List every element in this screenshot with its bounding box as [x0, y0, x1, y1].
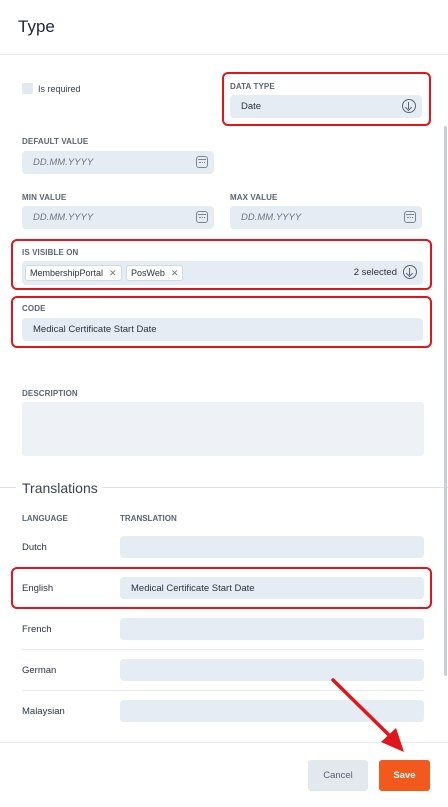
modal-header: Type — [0, 0, 448, 55]
default-value-input[interactable]: DD.MM.YYYY — [22, 151, 214, 174]
translation-header: TRANSLATION — [120, 514, 177, 523]
highlight-code — [11, 296, 432, 348]
translation-input[interactable] — [120, 659, 424, 681]
translation-row-dutch: Dutch — [22, 527, 424, 568]
divider — [0, 487, 16, 488]
language-header: LANGUAGE — [22, 514, 68, 523]
description-label: DESCRIPTION — [22, 389, 78, 398]
language-name: Dutch — [22, 542, 47, 553]
language-name: French — [22, 624, 52, 635]
translation-input[interactable] — [120, 700, 424, 722]
calendar-icon[interactable] — [196, 211, 208, 223]
page-title: Type — [18, 17, 55, 36]
is-required-label: Is required — [38, 84, 81, 94]
default-value-placeholder: DD.MM.YYYY — [33, 157, 94, 168]
max-value-placeholder: DD.MM.YYYY — [241, 212, 302, 223]
is-required-checkbox[interactable] — [22, 83, 33, 94]
min-value-placeholder: DD.MM.YYYY — [33, 212, 94, 223]
highlight-data-type — [222, 72, 431, 126]
calendar-icon[interactable] — [196, 156, 208, 168]
language-name: Malaysian — [22, 706, 65, 717]
calendar-icon[interactable] — [404, 211, 416, 223]
highlight-english — [11, 567, 432, 609]
modal-footer: Cancel Save — [0, 742, 448, 807]
language-name: German — [22, 665, 57, 676]
min-value-input[interactable]: DD.MM.YYYY — [22, 206, 214, 229]
translation-input[interactable] — [120, 618, 424, 640]
translation-row-german: German — [22, 650, 424, 691]
translation-row-french: French — [22, 609, 424, 650]
max-value-input[interactable]: DD.MM.YYYY — [230, 206, 422, 229]
save-button[interactable]: Save — [379, 760, 430, 791]
form-scroll-area[interactable]: Is required DATA TYPE Date DEFAULT VALUE… — [0, 56, 448, 742]
description-textarea[interactable] — [22, 402, 424, 456]
min-value-label: MIN VALUE — [22, 193, 67, 202]
max-value-label: MAX VALUE — [230, 193, 278, 202]
scrollbar[interactable] — [444, 126, 447, 676]
translation-row-malaysian: Malaysian — [22, 691, 424, 732]
highlight-is-visible-on — [11, 239, 432, 290]
divider — [102, 487, 448, 488]
translation-input[interactable] — [120, 536, 424, 558]
cancel-button[interactable]: Cancel — [308, 760, 368, 791]
translations-title: Translations — [22, 480, 98, 496]
default-value-label: DEFAULT VALUE — [22, 137, 89, 146]
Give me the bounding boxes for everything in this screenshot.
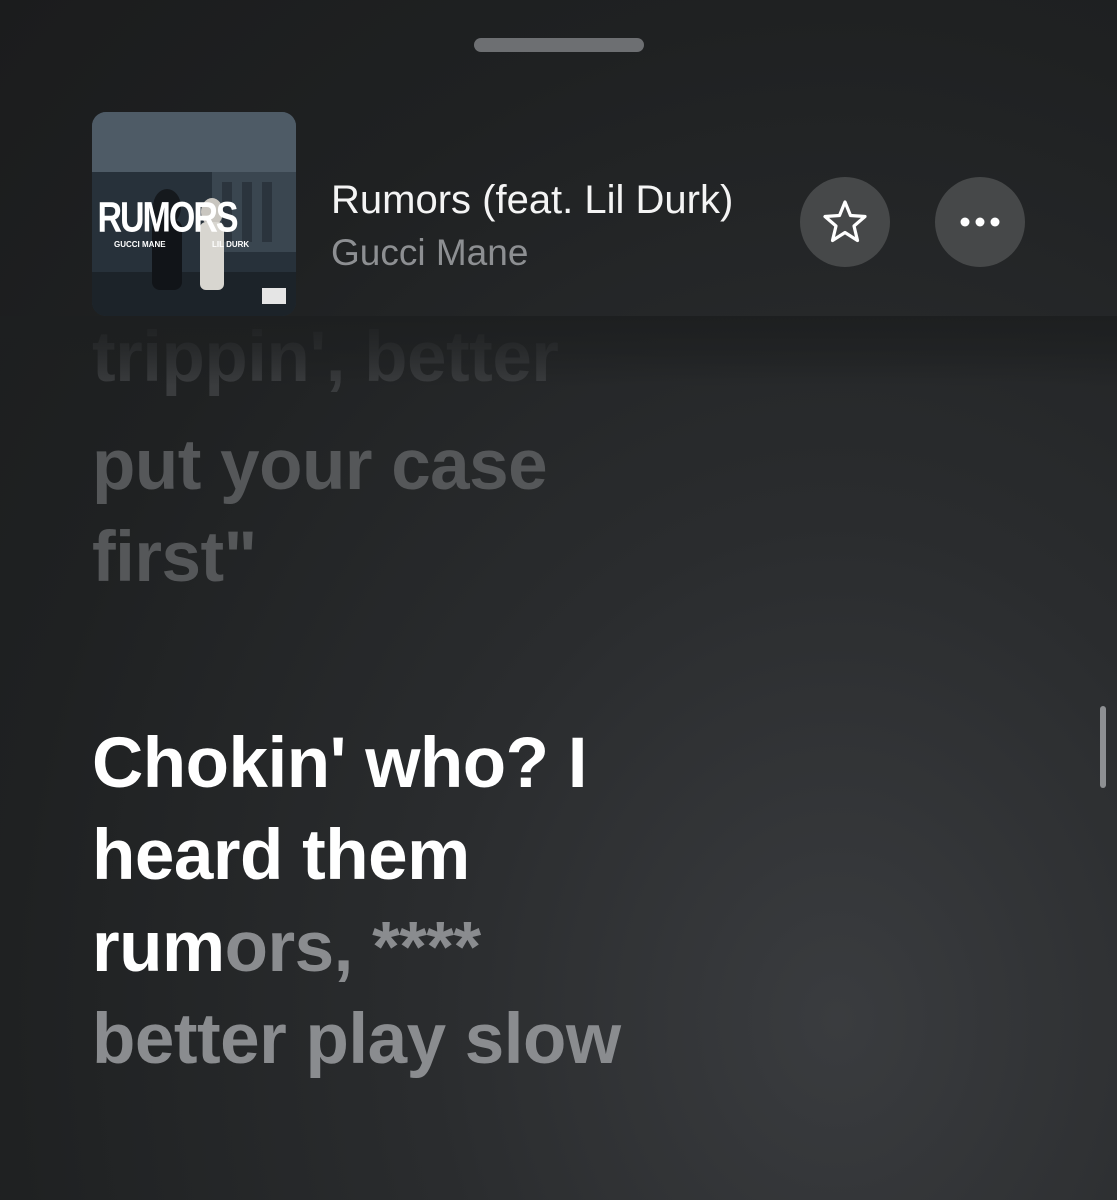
lyric-line-active-2[interactable]: heard them [92, 810, 470, 902]
lyric-line-active-3[interactable]: rumors, **** [92, 902, 481, 994]
artwork-title: RUMORS [97, 194, 238, 242]
lyrics-scrollbar[interactable] [1100, 706, 1106, 788]
ellipsis-icon [960, 217, 1000, 227]
favorite-button[interactable] [800, 177, 890, 267]
lyric-line-previous-2[interactable]: first" [92, 512, 257, 604]
lyric-unsung-part: ors, **** [224, 908, 481, 987]
artist-name[interactable]: Gucci Mane [331, 232, 528, 274]
lyric-line-previous-1[interactable]: put your case [92, 420, 548, 512]
lyrics-top-fade [0, 316, 1117, 386]
lyric-line-active-1[interactable]: Chokin' who? I [92, 718, 588, 810]
track-title[interactable]: Rumors (feat. Lil Durk) [331, 178, 789, 223]
sheet-grabber[interactable] [474, 38, 644, 52]
more-options-button[interactable] [935, 177, 1025, 267]
lyric-sung-part: rum [92, 908, 225, 987]
artwork-artist-left: GUCCI MANE [114, 240, 166, 249]
album-artwork[interactable]: RUMORS GUCCI MANE LIL DURK [92, 112, 296, 316]
artwork-artist-right: LIL DURK [212, 240, 250, 249]
lyric-line-next[interactable]: better play slow [92, 994, 621, 1086]
star-icon [823, 200, 867, 243]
----
The task - Rewrite the listing with every "translation-input" swapped for "translation-field" and everything else left as it is. Leave out the pictures.

The solution -
List every element in this screenshot with its bounding box as [x0, y0, x1, y1].
modal-header: Type — [0, 0, 448, 55]
default-value-input[interactable]: DD.MM.YYYY — [22, 151, 214, 174]
translation-header: TRANSLATION — [120, 514, 177, 523]
highlight-code — [11, 296, 432, 348]
translation-field[interactable] — [120, 659, 424, 681]
translation-row-dutch: Dutch — [22, 527, 424, 568]
divider — [0, 487, 16, 488]
language-header: LANGUAGE — [22, 514, 68, 523]
description-label: DESCRIPTION — [22, 389, 78, 398]
language-name: Dutch — [22, 542, 47, 553]
language-name: French — [22, 624, 52, 635]
translation-field[interactable] — [120, 700, 424, 722]
calendar-icon[interactable] — [196, 211, 208, 223]
page-title: Type — [18, 17, 55, 36]
is-required-label: Is required — [38, 84, 81, 94]
default-value-placeholder: DD.MM.YYYY — [33, 157, 94, 168]
max-value-placeholder: DD.MM.YYYY — [241, 212, 302, 223]
is-required-checkbox[interactable] — [22, 83, 33, 94]
min-value-placeholder: DD.MM.YYYY — [33, 212, 94, 223]
highlight-data-type — [222, 72, 431, 126]
calendar-icon[interactable] — [196, 156, 208, 168]
language-name: Malaysian — [22, 706, 65, 717]
calendar-icon[interactable] — [404, 211, 416, 223]
highlight-english — [11, 567, 432, 609]
modal-footer: Cancel Save — [0, 742, 448, 807]
language-name: German — [22, 665, 57, 676]
min-value-input[interactable]: DD.MM.YYYY — [22, 206, 214, 229]
translation-field[interactable] — [120, 618, 424, 640]
translation-row-german: German — [22, 650, 424, 691]
translation-row-french: French — [22, 609, 424, 650]
max-value-input[interactable]: DD.MM.YYYY — [230, 206, 422, 229]
save-button[interactable]: Save — [379, 760, 430, 791]
form-scroll-area[interactable]: Is required DATA TYPE Date DEFAULT VALUE… — [0, 56, 448, 742]
description-textarea[interactable] — [22, 402, 424, 456]
min-value-label: MIN VALUE — [22, 193, 67, 202]
max-value-label: MAX VALUE — [230, 193, 278, 202]
scrollbar[interactable] — [444, 126, 447, 676]
translation-row-malaysian: Malaysian — [22, 691, 424, 732]
highlight-is-visible-on — [11, 239, 432, 290]
divider — [102, 487, 448, 488]
translation-field[interactable] — [120, 536, 424, 558]
cancel-button[interactable]: Cancel — [308, 760, 368, 791]
translations-title: Translations — [22, 480, 98, 496]
default-value-label: DEFAULT VALUE — [22, 137, 89, 146]
Give me the bounding boxes for everything in this screenshot.
lyric-line-active-2[interactable]: heard them [92, 810, 470, 902]
lyric-line-active-3[interactable]: rumors, **** [92, 902, 481, 994]
artwork-title: RUMORS [97, 194, 238, 242]
lyrics-scrollbar[interactable] [1100, 706, 1106, 788]
ellipsis-icon [960, 217, 1000, 227]
favorite-button[interactable] [800, 177, 890, 267]
lyric-line-previous-2[interactable]: first" [92, 512, 257, 604]
lyric-unsung-part: ors, **** [224, 908, 481, 987]
artist-name[interactable]: Gucci Mane [331, 232, 528, 274]
lyric-line-previous-1[interactable]: put your case [92, 420, 548, 512]
lyrics-top-fade [0, 316, 1117, 386]
lyric-line-active-1[interactable]: Chokin' who? I [92, 718, 588, 810]
track-title[interactable]: Rumors (feat. Lil Durk) [331, 178, 789, 223]
sheet-grabber[interactable] [474, 38, 644, 52]
more-options-button[interactable] [935, 177, 1025, 267]
lyric-sung-part: rum [92, 908, 225, 987]
artwork-artist-left: GUCCI MANE [114, 240, 166, 249]
album-artwork[interactable]: RUMORS GUCCI MANE LIL DURK [92, 112, 296, 316]
artwork-artist-right: LIL DURK [212, 240, 250, 249]
lyric-line-next[interactable]: better play slow [92, 994, 621, 1086]
star-icon [823, 200, 867, 243]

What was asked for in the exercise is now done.